Job ▸ Which lines below hold the word "Saint"? Report each one.
— START —
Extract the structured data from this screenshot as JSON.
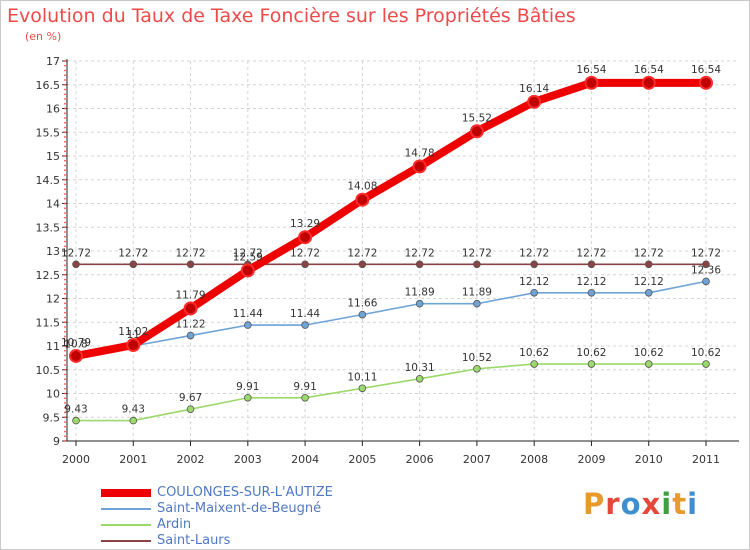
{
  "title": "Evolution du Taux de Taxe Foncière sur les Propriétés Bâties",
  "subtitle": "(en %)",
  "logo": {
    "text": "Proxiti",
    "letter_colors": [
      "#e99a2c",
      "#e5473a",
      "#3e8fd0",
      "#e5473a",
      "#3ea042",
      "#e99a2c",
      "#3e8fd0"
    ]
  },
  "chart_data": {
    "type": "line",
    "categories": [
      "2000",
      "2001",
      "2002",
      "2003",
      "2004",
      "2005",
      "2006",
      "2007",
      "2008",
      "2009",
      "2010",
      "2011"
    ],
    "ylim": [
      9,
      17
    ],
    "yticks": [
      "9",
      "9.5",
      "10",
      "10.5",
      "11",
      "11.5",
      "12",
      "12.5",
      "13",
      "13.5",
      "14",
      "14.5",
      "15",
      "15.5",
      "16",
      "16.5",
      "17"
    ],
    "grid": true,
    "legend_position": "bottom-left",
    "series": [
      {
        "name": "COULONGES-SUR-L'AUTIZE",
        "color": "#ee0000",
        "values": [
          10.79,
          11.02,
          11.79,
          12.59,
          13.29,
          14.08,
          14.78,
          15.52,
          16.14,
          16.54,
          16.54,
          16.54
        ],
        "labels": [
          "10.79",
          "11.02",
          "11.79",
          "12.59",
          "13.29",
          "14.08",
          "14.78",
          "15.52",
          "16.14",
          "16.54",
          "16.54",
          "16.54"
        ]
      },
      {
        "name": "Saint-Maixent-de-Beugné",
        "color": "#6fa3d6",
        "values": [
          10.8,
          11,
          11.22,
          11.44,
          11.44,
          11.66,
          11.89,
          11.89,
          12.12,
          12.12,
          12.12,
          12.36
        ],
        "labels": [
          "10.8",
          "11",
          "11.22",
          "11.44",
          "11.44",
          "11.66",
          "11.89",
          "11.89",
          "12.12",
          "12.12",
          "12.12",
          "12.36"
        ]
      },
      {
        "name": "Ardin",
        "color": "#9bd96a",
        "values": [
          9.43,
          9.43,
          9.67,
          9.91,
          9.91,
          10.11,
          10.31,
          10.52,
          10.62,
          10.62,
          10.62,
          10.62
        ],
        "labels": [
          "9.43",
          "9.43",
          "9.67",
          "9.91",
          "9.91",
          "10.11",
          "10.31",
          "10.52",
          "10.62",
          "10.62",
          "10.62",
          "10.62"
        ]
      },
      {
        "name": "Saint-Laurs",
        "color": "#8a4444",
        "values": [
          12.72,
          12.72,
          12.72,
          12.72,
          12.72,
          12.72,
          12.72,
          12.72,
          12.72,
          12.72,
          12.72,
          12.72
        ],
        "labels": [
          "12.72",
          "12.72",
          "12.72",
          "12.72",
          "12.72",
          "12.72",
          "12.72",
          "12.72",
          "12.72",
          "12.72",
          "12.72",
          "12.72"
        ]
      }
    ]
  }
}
— END —
— START —
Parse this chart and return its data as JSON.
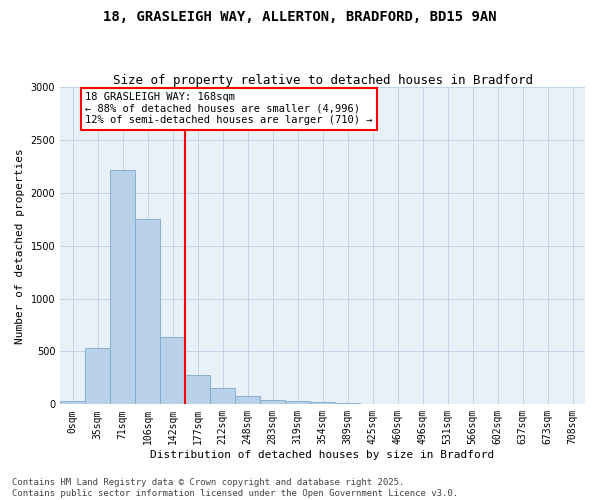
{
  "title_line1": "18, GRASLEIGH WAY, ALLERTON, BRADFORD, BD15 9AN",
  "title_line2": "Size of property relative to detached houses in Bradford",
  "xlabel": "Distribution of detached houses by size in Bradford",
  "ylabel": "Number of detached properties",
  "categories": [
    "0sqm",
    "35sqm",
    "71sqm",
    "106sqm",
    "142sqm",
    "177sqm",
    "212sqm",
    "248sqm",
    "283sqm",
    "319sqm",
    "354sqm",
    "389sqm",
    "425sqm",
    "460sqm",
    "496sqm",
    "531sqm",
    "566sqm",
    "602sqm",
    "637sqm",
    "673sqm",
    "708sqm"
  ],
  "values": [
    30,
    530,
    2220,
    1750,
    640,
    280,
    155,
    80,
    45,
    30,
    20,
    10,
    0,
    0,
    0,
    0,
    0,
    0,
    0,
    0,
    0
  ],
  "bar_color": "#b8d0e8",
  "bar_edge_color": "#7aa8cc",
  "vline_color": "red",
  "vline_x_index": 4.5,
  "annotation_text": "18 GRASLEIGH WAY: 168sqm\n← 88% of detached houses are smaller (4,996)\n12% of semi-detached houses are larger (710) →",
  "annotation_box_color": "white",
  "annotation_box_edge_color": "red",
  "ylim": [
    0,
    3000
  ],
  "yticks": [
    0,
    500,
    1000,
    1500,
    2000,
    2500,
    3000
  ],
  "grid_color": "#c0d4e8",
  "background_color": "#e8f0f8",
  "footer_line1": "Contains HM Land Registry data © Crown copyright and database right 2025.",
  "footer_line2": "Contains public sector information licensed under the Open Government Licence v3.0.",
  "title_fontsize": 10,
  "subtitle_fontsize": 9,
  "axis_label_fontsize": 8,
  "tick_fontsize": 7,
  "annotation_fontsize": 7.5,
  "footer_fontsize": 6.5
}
— END —
Result of this task ▸
        "name": "Saint-Maixent-de-Beugné",
        "name": "Saint-Laurs",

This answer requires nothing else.